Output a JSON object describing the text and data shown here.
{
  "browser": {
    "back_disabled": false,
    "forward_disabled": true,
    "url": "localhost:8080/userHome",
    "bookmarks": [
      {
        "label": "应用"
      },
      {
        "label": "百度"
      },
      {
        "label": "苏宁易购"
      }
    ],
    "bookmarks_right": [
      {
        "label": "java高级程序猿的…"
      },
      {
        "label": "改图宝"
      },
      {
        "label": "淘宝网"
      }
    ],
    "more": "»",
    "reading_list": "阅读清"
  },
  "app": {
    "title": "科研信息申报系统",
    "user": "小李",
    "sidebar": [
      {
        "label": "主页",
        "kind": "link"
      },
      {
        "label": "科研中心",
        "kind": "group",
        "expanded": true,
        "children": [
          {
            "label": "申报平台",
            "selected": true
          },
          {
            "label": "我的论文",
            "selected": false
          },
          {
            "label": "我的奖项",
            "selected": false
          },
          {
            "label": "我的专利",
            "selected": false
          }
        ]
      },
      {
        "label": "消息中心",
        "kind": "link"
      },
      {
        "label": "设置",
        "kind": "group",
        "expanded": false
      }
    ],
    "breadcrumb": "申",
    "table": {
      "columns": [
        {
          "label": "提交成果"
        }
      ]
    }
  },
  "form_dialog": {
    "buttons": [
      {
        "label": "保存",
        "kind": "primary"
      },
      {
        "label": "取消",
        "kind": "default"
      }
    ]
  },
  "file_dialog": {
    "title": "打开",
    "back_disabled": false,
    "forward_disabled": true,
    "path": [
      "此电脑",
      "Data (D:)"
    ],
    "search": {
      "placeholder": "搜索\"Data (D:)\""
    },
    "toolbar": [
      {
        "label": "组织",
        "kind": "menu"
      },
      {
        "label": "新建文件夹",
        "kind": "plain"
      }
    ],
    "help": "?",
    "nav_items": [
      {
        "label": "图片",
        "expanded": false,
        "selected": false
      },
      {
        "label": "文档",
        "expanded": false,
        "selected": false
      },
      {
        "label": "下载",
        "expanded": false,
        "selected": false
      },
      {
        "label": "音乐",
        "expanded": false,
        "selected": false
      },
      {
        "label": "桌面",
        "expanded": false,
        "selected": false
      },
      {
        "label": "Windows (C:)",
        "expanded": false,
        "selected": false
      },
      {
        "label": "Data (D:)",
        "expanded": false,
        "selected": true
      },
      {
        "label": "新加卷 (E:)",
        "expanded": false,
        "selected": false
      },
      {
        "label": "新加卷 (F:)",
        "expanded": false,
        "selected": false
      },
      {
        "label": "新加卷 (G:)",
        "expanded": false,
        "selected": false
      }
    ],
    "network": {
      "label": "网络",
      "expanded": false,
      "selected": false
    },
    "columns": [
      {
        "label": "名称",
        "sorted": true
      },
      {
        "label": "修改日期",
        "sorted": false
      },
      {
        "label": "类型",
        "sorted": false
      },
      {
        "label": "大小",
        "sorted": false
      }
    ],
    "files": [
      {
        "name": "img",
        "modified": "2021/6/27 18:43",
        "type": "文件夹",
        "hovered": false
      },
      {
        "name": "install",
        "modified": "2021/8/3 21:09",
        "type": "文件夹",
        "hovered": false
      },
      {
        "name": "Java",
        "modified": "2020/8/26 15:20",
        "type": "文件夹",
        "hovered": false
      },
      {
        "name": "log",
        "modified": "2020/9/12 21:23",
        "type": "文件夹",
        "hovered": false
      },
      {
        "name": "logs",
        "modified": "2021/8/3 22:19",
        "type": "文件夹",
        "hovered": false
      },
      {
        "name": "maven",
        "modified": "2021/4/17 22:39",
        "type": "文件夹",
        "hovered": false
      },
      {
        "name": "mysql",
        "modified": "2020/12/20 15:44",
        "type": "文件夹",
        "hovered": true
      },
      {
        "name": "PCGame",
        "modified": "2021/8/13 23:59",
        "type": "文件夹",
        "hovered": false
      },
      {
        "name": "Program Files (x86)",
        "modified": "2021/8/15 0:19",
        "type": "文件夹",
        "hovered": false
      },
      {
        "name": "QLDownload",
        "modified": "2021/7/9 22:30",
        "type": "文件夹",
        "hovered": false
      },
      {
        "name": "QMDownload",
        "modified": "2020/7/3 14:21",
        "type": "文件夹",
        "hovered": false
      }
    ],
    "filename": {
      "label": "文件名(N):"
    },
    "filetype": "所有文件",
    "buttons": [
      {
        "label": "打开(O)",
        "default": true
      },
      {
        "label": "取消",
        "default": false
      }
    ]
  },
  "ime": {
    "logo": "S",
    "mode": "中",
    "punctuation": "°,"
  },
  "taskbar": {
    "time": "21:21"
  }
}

### STATED EXERCISE
Identify the lines above that contain the word "default", then copy them.

### RESULT BELOW
        "kind": "default"
        "default": true
        "default": false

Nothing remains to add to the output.